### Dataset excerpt
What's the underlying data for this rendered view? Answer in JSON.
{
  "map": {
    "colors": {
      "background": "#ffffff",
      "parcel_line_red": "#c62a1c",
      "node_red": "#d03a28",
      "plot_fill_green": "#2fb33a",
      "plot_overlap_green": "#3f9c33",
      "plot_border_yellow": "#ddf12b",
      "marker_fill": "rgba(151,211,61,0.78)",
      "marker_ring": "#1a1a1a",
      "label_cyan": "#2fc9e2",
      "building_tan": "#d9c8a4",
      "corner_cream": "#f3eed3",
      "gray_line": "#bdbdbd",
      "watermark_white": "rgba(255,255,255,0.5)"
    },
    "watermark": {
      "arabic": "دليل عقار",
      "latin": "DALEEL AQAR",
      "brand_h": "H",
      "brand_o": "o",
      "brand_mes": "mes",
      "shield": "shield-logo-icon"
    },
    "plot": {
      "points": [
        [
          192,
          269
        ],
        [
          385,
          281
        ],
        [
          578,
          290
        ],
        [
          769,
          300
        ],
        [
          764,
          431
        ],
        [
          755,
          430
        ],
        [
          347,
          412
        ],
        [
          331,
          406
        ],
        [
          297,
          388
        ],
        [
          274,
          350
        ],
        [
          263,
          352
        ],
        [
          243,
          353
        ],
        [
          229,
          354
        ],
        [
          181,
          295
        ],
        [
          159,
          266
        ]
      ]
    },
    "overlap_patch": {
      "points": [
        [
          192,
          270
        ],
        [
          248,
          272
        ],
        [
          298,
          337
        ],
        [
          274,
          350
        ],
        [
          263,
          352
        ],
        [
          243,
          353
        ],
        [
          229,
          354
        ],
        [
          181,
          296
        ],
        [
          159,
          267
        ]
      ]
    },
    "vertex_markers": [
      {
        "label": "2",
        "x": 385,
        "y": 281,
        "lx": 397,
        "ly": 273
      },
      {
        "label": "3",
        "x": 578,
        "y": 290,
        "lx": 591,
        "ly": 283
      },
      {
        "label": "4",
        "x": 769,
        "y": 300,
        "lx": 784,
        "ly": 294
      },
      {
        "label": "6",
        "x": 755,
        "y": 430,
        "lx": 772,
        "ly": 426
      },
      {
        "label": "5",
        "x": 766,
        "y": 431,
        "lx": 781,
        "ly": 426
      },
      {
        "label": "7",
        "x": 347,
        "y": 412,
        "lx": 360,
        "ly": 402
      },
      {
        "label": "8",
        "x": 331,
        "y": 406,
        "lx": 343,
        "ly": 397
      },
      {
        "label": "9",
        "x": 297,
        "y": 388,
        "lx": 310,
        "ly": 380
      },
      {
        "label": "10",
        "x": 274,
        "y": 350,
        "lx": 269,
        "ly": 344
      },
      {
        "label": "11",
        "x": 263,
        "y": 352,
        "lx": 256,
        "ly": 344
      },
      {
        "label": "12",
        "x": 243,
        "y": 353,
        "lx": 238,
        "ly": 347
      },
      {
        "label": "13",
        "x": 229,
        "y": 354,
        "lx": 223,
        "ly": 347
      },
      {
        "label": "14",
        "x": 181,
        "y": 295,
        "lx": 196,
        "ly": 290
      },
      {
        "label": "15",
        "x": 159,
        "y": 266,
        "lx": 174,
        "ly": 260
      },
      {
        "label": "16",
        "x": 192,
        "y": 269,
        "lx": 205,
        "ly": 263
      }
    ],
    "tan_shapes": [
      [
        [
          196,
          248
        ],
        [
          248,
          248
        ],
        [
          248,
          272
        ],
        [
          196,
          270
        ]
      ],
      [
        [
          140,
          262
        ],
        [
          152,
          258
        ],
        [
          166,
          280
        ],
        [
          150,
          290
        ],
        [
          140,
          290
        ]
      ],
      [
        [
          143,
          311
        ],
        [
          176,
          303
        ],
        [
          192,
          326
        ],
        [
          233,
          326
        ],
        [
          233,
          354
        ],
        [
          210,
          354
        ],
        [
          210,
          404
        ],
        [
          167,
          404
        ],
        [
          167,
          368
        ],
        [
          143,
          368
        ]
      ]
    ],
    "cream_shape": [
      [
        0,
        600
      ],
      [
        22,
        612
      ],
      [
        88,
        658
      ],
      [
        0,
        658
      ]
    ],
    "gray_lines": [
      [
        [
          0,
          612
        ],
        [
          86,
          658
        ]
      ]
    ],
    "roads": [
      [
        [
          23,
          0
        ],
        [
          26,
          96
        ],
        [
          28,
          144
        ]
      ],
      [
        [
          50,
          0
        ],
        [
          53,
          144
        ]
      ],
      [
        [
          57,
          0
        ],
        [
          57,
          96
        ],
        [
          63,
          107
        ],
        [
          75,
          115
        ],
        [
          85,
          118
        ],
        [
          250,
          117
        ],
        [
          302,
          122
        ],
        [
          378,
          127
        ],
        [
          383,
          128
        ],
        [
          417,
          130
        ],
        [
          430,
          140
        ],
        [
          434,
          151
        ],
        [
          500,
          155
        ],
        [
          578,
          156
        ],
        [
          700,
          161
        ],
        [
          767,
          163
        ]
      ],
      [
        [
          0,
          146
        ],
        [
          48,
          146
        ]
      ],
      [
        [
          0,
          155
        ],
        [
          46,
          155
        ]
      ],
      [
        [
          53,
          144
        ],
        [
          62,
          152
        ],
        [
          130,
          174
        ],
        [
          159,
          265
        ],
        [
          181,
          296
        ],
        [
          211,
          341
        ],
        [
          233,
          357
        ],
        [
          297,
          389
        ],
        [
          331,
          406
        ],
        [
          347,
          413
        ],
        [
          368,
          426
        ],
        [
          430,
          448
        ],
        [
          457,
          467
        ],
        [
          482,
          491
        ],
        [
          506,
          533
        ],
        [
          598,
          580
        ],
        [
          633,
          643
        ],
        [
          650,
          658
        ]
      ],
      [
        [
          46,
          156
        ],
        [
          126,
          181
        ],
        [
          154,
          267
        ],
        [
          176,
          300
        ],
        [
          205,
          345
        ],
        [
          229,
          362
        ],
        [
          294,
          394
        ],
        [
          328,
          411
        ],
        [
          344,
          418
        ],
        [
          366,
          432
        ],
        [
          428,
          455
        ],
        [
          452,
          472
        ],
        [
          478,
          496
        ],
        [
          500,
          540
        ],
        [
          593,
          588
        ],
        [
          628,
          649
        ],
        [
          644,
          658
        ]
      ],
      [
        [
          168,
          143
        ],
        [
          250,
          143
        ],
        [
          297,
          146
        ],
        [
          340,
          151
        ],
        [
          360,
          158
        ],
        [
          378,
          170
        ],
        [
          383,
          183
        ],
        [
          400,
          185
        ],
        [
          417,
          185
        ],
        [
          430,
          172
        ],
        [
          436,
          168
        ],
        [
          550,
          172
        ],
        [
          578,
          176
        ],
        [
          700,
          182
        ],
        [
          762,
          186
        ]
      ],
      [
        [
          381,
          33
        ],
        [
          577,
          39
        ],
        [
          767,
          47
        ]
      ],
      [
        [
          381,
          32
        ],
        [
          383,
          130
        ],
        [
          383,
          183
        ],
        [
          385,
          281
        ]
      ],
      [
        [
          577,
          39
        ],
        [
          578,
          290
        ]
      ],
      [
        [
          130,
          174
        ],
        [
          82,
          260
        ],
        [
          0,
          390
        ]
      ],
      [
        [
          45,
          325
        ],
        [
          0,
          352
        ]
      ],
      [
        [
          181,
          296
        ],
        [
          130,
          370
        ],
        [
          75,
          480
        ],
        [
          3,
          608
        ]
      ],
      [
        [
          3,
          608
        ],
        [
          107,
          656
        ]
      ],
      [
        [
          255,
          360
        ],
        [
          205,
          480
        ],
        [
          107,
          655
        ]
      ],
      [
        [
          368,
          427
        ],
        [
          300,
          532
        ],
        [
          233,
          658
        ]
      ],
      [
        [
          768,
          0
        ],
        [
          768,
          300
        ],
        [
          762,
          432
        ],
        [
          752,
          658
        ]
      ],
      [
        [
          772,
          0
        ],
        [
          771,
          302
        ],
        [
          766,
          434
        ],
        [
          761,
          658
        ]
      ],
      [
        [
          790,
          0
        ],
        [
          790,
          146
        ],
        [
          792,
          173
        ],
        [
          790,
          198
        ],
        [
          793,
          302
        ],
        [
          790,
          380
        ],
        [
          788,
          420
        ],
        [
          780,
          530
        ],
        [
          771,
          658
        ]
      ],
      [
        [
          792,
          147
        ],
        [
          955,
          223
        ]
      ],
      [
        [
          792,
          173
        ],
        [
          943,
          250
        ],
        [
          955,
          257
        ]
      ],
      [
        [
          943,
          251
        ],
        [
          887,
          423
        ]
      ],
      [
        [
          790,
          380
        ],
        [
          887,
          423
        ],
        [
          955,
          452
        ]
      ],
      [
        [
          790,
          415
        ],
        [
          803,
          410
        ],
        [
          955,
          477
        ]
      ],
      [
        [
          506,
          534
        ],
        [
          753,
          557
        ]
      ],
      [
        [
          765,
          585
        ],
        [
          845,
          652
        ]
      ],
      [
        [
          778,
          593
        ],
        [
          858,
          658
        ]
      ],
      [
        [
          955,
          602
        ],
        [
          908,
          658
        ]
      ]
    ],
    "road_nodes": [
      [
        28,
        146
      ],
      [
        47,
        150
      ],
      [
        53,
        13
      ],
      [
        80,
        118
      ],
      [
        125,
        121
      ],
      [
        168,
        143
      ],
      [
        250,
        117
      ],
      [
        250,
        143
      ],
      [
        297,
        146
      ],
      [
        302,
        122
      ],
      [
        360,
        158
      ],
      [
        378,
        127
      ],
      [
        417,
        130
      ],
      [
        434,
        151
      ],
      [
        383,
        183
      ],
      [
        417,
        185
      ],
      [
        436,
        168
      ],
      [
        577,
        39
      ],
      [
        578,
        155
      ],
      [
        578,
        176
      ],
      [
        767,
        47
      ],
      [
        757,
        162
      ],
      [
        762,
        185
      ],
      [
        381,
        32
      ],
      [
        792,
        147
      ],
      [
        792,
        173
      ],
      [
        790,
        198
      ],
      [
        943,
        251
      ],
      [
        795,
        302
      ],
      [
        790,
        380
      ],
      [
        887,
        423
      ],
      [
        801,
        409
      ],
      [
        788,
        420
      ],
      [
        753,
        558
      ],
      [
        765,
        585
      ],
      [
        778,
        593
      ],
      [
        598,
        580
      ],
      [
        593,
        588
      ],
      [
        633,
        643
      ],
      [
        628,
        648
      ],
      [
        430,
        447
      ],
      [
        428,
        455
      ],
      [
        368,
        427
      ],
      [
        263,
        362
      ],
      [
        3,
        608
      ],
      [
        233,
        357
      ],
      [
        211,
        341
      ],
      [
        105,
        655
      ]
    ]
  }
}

### Written exercise
From the data above, copy each line that has the string "rgba".

### Solution for this problem
      "marker_fill": "rgba(151,211,61,0.78)",
      "watermark_white": "rgba(255,255,255,0.5)"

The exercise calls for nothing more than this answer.